• _The task_:
Return all the entries exactly, keeping pictures out.
--- Records for the exercise ---
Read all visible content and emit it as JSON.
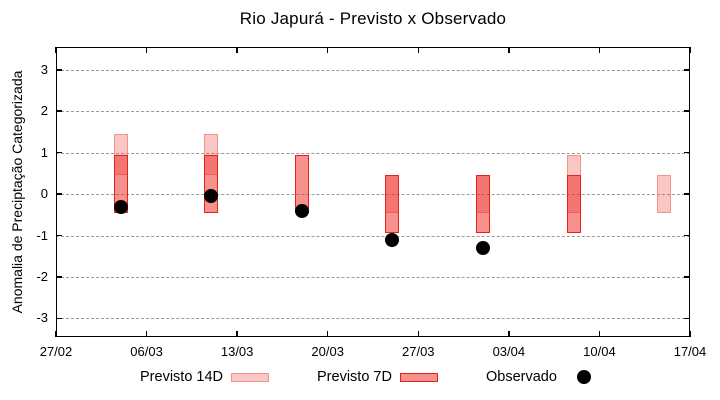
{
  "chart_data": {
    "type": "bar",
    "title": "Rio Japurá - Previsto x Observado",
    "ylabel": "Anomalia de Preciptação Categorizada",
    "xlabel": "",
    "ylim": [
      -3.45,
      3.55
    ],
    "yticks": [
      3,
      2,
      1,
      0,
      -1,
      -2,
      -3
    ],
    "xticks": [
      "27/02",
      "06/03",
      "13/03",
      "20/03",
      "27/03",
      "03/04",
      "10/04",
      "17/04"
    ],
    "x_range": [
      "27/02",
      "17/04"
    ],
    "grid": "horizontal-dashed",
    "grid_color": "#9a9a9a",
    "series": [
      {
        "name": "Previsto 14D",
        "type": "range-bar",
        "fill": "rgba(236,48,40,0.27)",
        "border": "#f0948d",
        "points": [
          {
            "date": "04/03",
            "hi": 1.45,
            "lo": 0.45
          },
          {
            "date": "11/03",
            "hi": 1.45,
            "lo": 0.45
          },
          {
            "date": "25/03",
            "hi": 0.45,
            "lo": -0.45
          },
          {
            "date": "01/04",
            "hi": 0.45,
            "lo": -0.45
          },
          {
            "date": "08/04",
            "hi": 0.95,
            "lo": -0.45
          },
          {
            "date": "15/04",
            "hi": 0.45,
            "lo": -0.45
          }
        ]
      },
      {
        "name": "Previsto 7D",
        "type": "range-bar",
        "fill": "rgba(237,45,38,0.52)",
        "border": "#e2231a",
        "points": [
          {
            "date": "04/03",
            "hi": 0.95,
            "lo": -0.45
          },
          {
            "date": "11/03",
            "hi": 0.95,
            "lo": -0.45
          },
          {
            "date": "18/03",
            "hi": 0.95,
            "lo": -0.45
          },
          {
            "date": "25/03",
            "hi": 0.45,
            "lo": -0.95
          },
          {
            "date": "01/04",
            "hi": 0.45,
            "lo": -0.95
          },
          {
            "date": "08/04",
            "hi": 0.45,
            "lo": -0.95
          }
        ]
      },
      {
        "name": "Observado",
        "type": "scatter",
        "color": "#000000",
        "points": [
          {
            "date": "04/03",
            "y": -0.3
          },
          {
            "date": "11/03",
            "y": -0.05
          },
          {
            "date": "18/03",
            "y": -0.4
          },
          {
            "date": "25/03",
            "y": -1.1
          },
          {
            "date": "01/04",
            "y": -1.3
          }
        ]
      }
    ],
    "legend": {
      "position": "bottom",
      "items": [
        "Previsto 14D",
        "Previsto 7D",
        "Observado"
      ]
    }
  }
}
---
• _Correct response_:
Read all visible content and emit it as JSON.
{
  "chart_data": {
    "type": "bar",
    "title": "Rio Japurá - Previsto x Observado",
    "ylabel": "Anomalia de Preciptação Categorizada",
    "xlabel": "",
    "ylim": [
      -3.45,
      3.55
    ],
    "yticks": [
      3,
      2,
      1,
      0,
      -1,
      -2,
      -3
    ],
    "xticks": [
      "27/02",
      "06/03",
      "13/03",
      "20/03",
      "27/03",
      "03/04",
      "10/04",
      "17/04"
    ],
    "x_range": [
      "27/02",
      "17/04"
    ],
    "grid": "horizontal-dashed",
    "grid_color": "#9a9a9a",
    "series": [
      {
        "name": "Previsto 14D",
        "type": "range-bar",
        "fill": "rgba(236,48,40,0.27)",
        "border": "#f0948d",
        "points": [
          {
            "date": "04/03",
            "hi": 1.45,
            "lo": 0.45
          },
          {
            "date": "11/03",
            "hi": 1.45,
            "lo": 0.45
          },
          {
            "date": "25/03",
            "hi": 0.45,
            "lo": -0.45
          },
          {
            "date": "01/04",
            "hi": 0.45,
            "lo": -0.45
          },
          {
            "date": "08/04",
            "hi": 0.95,
            "lo": -0.45
          },
          {
            "date": "15/04",
            "hi": 0.45,
            "lo": -0.45
          }
        ]
      },
      {
        "name": "Previsto 7D",
        "type": "range-bar",
        "fill": "rgba(237,45,38,0.52)",
        "border": "#e2231a",
        "points": [
          {
            "date": "04/03",
            "hi": 0.95,
            "lo": -0.45
          },
          {
            "date": "11/03",
            "hi": 0.95,
            "lo": -0.45
          },
          {
            "date": "18/03",
            "hi": 0.95,
            "lo": -0.45
          },
          {
            "date": "25/03",
            "hi": 0.45,
            "lo": -0.95
          },
          {
            "date": "01/04",
            "hi": 0.45,
            "lo": -0.95
          },
          {
            "date": "08/04",
            "hi": 0.45,
            "lo": -0.95
          }
        ]
      },
      {
        "name": "Observado",
        "type": "scatter",
        "color": "#000000",
        "points": [
          {
            "date": "04/03",
            "y": -0.3
          },
          {
            "date": "11/03",
            "y": -0.05
          },
          {
            "date": "18/03",
            "y": -0.4
          },
          {
            "date": "25/03",
            "y": -1.1
          },
          {
            "date": "01/04",
            "y": -1.3
          }
        ]
      }
    ],
    "legend": {
      "position": "bottom",
      "items": [
        "Previsto 14D",
        "Previsto 7D",
        "Observado"
      ]
    }
  }
}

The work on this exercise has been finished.